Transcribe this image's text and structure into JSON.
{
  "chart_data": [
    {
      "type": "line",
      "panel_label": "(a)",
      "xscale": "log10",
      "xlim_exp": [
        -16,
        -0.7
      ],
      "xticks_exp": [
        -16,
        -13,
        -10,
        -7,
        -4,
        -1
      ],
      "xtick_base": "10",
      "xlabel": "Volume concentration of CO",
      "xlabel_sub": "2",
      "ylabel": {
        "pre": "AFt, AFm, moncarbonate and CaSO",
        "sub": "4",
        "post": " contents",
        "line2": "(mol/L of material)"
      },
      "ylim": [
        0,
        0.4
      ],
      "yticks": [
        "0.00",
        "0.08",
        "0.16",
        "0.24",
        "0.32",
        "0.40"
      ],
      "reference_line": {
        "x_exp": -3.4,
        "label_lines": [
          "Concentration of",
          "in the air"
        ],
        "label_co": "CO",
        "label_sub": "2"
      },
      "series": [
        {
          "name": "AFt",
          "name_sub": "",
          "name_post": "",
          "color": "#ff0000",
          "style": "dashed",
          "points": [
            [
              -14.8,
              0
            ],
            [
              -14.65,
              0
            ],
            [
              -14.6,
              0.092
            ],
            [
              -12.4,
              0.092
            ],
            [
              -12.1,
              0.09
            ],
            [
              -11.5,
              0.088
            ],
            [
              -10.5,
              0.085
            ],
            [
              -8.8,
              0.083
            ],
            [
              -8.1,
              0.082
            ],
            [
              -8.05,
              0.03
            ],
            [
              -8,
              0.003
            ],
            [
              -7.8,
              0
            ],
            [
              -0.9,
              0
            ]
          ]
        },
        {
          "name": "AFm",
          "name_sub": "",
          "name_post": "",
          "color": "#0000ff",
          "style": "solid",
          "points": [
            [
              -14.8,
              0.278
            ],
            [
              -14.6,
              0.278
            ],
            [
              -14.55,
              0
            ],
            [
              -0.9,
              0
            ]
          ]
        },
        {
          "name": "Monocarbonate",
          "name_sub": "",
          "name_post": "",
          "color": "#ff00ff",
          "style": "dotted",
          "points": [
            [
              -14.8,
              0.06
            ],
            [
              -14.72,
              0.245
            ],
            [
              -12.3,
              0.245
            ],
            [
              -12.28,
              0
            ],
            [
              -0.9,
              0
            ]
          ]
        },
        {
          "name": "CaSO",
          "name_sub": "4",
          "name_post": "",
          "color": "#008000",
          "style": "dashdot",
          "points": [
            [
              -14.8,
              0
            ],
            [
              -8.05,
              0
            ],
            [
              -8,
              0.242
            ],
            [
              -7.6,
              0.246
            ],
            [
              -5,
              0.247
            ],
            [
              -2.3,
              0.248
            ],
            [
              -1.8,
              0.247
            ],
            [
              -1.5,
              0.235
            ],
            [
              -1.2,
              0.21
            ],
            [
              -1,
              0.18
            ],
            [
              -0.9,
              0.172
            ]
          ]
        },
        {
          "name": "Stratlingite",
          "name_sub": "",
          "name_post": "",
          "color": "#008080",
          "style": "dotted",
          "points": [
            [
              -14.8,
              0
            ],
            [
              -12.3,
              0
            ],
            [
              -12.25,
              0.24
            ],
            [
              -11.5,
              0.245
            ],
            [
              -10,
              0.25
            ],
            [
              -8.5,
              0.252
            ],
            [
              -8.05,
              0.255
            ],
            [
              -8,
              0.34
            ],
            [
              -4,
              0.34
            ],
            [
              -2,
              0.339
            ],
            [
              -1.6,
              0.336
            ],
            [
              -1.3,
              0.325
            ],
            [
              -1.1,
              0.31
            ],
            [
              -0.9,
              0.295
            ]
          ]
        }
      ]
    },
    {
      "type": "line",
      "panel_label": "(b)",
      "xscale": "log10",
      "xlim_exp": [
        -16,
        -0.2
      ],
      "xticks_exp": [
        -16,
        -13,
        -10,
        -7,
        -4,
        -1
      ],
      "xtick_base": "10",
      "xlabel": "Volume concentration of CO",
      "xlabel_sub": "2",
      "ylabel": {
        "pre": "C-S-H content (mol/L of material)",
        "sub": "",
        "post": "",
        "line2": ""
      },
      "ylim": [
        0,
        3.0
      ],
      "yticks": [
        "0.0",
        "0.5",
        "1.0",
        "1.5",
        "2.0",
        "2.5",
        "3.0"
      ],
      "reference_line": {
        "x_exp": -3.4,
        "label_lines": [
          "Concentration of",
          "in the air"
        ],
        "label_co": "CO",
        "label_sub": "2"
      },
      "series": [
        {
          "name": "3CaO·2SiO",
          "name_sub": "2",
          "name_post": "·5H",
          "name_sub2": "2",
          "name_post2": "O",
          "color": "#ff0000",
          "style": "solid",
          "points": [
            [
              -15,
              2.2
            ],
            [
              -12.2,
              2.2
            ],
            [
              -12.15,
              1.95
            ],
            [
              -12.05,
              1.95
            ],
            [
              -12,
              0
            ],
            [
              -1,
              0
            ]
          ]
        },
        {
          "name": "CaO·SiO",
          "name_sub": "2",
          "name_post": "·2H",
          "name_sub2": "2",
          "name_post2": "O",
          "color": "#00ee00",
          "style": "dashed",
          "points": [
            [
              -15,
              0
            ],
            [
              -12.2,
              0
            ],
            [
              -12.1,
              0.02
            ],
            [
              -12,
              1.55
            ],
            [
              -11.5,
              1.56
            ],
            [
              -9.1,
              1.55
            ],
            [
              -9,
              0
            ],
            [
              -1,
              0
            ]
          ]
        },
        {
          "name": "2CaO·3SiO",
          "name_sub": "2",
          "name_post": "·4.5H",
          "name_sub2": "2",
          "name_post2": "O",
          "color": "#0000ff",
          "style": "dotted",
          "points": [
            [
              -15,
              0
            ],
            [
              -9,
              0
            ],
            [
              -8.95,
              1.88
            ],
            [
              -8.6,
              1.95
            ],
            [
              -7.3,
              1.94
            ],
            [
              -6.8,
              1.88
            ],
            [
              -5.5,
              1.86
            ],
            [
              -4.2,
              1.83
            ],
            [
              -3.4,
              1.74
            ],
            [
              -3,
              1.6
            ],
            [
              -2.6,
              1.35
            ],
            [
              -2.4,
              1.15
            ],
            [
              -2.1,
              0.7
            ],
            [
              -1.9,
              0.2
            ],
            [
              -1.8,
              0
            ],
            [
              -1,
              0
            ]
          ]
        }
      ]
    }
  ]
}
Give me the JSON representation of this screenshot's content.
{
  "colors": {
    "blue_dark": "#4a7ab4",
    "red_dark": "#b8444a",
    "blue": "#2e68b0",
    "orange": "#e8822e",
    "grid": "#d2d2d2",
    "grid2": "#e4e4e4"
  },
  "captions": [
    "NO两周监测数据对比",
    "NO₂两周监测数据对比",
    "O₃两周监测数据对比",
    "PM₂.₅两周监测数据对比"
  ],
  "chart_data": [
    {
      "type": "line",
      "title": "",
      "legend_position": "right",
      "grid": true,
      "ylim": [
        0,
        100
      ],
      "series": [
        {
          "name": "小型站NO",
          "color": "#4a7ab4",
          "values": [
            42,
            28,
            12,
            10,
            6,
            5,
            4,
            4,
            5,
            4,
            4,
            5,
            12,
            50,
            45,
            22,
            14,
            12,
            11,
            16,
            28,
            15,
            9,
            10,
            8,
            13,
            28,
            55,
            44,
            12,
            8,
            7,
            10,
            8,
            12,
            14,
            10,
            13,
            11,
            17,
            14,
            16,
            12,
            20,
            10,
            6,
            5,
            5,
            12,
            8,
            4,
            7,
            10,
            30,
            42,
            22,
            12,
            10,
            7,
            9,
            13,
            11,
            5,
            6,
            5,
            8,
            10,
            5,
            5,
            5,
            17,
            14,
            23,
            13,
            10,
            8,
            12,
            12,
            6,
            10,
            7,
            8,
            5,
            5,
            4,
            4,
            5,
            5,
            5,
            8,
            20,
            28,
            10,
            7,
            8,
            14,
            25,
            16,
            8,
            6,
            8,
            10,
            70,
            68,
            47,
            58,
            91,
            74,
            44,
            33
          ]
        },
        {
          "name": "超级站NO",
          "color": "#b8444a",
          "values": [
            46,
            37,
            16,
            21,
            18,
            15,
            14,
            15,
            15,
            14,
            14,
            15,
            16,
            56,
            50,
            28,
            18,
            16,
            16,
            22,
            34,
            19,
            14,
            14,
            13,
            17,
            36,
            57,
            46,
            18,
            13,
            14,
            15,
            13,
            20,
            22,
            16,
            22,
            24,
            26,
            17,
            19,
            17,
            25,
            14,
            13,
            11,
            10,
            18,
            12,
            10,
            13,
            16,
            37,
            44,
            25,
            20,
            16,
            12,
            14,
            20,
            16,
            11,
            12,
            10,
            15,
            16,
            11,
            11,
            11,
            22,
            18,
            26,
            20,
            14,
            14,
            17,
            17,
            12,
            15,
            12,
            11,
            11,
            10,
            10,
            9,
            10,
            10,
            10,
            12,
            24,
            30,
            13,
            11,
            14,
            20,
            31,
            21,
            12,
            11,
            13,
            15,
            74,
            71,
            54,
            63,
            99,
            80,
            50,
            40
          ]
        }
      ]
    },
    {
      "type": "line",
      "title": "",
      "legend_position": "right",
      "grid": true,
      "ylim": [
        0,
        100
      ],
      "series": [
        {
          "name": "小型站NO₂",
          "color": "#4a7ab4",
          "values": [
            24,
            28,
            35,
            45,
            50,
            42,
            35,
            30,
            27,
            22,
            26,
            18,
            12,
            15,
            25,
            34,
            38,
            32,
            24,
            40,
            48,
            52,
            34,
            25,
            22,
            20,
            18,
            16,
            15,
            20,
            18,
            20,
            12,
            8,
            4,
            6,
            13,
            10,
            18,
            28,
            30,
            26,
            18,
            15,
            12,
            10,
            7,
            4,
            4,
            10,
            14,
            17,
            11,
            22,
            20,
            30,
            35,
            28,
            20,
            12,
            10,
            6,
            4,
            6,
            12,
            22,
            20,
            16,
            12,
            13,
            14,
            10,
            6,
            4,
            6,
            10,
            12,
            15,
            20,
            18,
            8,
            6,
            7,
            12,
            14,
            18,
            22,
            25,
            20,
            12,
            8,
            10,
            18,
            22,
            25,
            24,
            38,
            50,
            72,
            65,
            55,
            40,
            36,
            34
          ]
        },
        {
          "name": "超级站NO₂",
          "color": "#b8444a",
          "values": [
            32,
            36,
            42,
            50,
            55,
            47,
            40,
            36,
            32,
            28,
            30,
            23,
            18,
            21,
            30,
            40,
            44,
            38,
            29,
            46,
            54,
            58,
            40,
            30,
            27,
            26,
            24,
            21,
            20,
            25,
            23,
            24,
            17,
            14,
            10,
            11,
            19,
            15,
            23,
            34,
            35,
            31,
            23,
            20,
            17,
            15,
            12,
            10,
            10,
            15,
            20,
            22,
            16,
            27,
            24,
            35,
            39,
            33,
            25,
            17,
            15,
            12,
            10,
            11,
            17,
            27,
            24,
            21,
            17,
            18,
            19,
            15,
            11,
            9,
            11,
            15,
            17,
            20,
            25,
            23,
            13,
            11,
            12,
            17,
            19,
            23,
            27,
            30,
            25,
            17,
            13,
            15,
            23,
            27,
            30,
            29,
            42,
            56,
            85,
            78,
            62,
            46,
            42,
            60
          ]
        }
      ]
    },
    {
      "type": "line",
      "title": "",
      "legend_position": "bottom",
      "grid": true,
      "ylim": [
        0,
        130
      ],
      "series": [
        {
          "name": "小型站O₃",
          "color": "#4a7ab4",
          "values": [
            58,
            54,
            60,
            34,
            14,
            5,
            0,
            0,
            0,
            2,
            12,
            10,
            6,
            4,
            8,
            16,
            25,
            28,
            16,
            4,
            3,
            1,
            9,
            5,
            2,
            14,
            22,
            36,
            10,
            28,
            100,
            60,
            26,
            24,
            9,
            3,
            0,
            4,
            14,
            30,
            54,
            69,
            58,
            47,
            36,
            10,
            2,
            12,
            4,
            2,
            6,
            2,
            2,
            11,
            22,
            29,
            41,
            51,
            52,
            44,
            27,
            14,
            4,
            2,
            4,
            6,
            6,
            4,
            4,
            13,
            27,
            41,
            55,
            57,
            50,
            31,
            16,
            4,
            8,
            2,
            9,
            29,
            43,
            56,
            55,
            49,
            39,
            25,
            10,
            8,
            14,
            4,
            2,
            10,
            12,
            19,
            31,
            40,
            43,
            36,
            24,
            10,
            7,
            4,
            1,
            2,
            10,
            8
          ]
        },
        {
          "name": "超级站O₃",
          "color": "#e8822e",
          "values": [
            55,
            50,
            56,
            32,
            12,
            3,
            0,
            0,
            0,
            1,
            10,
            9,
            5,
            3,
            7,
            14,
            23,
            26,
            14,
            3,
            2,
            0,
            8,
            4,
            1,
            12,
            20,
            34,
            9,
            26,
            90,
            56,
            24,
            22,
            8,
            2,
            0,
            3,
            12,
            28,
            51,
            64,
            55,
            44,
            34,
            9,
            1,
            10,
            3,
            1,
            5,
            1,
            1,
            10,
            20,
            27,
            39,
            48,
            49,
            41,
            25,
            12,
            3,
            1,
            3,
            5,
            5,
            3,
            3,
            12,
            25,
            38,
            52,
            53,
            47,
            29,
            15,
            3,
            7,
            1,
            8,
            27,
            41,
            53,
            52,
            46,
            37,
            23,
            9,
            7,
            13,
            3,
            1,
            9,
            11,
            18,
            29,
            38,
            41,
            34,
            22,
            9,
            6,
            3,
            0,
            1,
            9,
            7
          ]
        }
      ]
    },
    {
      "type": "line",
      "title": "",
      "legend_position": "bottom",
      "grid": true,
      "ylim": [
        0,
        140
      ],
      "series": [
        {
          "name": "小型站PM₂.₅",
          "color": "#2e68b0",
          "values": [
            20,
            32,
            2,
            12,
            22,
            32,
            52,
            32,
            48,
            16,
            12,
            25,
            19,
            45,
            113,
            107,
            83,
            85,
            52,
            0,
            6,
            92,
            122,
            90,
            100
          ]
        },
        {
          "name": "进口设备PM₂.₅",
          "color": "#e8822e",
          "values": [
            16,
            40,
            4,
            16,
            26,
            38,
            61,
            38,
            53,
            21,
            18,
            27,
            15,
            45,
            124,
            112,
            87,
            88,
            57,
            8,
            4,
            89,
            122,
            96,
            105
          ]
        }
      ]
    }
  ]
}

☆ ☆ ☆ ☆

### Direction
Copy each line in the data that holds the word "CaSO".

### Task output
        "pre": "AFt, AFm, moncarbonate and CaSO",
          "name": "CaSO",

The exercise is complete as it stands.